Record excerpts =>

= = =

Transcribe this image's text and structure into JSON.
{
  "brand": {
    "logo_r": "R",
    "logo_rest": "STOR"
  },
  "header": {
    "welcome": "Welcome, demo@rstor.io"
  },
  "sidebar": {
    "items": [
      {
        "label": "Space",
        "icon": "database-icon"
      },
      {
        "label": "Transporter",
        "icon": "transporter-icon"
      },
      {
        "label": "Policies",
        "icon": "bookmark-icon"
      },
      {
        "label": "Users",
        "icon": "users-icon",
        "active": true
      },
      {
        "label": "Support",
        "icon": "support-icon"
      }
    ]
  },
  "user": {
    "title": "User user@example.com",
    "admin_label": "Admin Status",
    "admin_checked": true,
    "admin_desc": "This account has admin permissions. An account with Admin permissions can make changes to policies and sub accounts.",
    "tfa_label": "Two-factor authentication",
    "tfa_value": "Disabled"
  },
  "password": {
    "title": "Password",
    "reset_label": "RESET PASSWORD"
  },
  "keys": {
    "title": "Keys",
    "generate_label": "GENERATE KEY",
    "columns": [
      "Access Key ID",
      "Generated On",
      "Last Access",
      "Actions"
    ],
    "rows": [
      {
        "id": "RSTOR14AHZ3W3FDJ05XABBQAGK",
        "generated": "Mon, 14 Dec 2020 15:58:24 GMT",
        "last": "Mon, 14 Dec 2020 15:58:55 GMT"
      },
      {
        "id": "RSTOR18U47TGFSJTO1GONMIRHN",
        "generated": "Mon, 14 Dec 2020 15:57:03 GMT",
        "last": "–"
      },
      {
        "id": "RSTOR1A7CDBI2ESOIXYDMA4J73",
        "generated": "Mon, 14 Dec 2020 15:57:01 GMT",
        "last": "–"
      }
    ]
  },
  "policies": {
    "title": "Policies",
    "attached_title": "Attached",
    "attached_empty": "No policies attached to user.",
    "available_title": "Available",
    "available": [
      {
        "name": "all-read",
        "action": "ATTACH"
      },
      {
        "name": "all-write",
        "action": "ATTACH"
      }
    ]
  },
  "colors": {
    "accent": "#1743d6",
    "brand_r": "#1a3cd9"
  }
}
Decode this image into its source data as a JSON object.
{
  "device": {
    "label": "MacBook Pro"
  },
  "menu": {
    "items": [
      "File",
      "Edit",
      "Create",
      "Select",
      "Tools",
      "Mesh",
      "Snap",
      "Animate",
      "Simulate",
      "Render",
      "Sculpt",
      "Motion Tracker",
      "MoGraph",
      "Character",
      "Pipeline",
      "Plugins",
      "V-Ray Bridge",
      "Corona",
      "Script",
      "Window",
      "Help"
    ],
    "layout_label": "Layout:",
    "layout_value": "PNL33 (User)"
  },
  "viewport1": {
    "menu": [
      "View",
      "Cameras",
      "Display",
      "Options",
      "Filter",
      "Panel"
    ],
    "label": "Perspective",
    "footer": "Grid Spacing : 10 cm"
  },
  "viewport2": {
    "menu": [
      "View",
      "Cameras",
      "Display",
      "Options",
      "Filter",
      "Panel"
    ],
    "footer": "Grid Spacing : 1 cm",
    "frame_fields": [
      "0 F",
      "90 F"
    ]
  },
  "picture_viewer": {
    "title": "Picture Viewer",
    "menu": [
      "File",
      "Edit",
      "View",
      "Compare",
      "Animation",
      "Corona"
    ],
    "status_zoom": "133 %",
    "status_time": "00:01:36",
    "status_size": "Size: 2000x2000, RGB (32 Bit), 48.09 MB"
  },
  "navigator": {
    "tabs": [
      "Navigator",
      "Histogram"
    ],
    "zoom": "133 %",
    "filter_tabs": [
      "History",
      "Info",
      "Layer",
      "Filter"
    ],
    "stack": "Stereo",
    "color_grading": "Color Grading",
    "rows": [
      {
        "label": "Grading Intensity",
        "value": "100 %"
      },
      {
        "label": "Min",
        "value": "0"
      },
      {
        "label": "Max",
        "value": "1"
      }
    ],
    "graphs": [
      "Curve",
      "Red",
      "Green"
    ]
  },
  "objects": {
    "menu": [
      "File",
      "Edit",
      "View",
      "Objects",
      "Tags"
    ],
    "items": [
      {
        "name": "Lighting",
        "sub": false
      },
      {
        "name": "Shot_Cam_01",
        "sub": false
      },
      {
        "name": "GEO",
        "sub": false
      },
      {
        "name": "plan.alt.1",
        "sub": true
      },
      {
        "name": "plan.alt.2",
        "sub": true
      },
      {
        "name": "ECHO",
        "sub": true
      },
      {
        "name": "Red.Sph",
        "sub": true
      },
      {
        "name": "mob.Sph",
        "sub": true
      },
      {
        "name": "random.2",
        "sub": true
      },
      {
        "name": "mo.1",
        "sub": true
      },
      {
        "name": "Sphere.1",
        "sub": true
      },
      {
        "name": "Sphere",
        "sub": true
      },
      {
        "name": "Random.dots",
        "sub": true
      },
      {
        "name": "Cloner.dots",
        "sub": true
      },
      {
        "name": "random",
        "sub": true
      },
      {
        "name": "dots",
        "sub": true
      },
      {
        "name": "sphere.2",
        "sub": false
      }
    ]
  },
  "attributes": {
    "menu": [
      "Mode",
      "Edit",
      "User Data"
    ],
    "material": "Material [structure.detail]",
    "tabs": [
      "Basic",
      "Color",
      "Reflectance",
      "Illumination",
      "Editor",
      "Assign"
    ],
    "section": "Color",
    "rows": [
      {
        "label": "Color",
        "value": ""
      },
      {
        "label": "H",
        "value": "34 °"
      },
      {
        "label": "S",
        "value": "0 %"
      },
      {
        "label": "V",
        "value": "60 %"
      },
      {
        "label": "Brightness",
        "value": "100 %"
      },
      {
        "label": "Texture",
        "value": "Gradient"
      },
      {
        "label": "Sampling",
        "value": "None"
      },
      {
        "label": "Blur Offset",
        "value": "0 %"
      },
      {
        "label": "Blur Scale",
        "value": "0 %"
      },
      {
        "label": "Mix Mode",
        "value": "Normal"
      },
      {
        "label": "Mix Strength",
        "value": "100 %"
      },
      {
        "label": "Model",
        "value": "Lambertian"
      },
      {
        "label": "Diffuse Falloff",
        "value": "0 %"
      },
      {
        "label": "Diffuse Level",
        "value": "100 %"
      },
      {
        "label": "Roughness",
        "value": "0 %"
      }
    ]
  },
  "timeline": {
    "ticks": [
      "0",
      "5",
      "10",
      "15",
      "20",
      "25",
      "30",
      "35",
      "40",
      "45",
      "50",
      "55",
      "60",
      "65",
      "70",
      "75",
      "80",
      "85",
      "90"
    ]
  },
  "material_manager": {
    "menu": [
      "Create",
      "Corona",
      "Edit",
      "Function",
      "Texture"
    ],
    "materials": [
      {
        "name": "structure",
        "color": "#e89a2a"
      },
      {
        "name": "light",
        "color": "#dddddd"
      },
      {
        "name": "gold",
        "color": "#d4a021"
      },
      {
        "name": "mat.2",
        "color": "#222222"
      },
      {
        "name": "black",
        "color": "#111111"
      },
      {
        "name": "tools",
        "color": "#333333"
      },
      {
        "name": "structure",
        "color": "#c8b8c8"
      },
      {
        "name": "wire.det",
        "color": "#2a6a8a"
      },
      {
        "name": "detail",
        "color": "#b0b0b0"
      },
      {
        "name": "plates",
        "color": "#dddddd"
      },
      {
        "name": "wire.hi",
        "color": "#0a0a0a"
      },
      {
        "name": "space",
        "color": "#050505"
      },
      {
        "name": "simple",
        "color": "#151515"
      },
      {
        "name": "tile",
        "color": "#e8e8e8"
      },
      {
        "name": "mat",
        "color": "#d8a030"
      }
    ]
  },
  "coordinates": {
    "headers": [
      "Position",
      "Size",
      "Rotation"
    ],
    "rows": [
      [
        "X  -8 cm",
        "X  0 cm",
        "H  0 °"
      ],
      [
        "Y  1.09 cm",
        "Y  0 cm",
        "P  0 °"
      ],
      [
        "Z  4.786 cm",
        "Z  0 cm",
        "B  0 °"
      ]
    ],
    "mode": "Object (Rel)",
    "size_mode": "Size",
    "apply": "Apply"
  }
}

= = =

Work to be completed =>
What is the number of lines that hold the string "image"? Reply with that number alone.

Result of the exercise =>
2